#### Task details
Pull out each line of the records holding the string "close".

============

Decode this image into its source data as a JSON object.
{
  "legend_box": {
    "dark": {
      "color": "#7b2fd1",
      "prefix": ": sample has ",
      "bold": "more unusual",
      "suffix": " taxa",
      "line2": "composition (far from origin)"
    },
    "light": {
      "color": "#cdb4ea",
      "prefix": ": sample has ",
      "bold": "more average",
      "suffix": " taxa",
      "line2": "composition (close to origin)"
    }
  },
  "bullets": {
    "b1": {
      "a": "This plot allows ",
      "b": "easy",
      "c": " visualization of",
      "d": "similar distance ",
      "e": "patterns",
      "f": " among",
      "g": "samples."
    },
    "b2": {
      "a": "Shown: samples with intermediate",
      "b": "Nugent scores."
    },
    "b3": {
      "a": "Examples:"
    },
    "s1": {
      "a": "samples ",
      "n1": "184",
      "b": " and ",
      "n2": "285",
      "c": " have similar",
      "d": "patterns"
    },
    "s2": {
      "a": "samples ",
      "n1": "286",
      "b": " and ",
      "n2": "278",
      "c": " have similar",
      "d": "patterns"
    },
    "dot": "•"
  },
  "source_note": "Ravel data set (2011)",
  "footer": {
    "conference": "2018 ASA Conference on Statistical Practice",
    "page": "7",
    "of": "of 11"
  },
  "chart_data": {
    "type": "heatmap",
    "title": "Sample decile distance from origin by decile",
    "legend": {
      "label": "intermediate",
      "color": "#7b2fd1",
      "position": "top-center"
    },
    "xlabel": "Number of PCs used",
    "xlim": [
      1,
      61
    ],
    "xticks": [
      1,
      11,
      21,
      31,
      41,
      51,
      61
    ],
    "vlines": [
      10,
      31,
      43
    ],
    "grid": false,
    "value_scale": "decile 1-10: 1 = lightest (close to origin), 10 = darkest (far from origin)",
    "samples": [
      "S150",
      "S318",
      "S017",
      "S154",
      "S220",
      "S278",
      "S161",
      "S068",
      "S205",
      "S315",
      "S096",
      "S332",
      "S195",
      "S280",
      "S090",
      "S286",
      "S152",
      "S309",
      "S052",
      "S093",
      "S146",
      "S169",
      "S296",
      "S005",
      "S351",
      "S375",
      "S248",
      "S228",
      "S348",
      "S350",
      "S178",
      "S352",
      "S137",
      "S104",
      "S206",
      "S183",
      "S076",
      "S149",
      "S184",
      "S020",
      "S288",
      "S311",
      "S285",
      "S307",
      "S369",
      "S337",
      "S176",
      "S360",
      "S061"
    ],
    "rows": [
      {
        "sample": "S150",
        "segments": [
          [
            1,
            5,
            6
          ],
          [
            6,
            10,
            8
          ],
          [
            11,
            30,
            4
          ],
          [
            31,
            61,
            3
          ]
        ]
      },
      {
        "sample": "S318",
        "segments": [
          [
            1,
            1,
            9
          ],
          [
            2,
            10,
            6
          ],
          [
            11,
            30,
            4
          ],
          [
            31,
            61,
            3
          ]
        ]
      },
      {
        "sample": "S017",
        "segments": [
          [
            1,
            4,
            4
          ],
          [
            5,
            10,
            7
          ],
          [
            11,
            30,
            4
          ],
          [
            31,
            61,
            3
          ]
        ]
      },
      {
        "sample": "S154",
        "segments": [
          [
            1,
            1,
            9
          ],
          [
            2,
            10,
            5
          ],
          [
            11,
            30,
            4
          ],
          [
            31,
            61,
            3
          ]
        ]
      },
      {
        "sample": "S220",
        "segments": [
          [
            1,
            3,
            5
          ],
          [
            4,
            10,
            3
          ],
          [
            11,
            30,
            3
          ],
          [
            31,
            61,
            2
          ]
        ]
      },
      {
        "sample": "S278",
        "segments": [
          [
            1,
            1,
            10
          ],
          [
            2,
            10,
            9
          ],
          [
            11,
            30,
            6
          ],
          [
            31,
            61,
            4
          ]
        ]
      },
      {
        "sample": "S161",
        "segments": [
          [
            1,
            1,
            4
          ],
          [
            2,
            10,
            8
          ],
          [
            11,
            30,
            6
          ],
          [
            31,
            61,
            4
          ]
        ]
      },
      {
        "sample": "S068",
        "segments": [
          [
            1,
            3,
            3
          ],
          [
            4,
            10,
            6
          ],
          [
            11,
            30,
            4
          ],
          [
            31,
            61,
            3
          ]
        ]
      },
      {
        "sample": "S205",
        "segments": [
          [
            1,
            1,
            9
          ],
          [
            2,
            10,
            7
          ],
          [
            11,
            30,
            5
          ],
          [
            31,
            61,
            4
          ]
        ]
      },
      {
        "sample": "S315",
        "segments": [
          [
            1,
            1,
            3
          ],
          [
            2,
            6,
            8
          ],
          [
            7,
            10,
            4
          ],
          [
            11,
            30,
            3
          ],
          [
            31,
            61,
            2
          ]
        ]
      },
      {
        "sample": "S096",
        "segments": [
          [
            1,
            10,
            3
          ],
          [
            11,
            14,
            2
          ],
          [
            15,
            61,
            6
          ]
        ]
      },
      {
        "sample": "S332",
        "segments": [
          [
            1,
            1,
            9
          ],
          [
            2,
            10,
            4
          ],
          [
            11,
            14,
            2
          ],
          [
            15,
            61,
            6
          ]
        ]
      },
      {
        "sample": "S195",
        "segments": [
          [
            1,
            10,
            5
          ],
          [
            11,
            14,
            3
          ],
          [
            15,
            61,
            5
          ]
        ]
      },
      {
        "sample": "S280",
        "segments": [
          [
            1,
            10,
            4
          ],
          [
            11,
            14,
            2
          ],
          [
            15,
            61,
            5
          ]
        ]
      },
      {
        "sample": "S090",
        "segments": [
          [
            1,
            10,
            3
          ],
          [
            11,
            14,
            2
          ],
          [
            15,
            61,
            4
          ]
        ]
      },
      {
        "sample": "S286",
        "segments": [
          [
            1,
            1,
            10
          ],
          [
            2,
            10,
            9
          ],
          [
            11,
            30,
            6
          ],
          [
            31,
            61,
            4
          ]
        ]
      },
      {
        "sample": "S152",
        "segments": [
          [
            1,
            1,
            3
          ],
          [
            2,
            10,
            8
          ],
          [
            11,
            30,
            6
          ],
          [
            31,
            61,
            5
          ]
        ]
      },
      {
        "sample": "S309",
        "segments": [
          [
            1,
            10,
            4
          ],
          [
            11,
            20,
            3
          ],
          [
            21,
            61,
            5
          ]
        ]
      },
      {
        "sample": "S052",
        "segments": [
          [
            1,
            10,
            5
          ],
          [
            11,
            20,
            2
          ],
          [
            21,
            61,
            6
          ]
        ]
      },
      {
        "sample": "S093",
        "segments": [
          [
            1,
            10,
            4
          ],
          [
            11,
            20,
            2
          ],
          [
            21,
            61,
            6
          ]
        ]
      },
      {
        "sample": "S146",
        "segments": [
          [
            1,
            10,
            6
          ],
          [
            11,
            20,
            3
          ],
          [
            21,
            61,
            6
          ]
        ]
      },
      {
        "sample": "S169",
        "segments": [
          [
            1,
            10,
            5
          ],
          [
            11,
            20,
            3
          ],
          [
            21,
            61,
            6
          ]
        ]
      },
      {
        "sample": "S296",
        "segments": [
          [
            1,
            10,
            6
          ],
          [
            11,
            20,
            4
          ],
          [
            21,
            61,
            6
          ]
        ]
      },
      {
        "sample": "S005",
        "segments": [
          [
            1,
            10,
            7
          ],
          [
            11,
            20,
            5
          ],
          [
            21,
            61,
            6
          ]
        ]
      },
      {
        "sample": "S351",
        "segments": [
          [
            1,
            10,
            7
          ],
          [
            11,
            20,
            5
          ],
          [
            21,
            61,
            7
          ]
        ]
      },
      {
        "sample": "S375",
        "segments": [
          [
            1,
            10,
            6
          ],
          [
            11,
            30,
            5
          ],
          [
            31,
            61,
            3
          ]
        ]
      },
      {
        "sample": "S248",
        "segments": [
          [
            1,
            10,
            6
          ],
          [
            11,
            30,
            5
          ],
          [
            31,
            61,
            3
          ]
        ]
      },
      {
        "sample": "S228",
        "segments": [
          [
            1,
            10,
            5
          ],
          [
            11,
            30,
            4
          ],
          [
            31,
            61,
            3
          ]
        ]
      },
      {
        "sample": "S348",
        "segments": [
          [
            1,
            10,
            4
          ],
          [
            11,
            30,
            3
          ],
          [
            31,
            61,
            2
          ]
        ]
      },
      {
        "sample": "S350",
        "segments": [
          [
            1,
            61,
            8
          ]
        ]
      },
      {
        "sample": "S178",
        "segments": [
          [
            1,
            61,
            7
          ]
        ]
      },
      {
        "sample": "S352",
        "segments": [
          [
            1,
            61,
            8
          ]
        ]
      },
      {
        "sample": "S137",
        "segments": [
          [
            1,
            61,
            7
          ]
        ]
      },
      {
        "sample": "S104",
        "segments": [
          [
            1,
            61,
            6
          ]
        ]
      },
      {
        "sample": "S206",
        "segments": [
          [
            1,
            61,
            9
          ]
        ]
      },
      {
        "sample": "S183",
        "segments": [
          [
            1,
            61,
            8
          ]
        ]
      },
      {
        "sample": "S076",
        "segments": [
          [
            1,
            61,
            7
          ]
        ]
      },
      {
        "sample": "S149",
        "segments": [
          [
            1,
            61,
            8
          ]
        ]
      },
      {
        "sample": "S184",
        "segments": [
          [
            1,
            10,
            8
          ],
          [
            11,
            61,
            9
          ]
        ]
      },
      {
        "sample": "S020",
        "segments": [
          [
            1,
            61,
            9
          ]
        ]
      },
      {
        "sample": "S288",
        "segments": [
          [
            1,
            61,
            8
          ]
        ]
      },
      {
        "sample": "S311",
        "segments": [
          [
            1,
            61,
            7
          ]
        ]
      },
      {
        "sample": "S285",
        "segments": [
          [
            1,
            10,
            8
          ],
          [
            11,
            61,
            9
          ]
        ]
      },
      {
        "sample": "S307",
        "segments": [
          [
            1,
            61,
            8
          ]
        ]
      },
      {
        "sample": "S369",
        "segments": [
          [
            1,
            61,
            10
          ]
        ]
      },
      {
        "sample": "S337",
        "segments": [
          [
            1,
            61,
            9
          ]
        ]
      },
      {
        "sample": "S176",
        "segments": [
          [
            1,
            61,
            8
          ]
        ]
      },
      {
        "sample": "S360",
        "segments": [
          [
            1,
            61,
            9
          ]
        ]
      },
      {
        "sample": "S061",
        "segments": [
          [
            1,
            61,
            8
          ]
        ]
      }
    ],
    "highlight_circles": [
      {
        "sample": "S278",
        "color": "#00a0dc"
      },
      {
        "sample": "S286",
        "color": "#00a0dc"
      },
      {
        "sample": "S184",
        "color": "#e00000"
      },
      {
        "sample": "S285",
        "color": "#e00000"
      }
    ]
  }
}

============

#### Written solution
      "line2": "composition (close to origin)"
    "value_scale": "decile 1-10: 1 = lightest (close to origin), 10 = darkest (far from origin)",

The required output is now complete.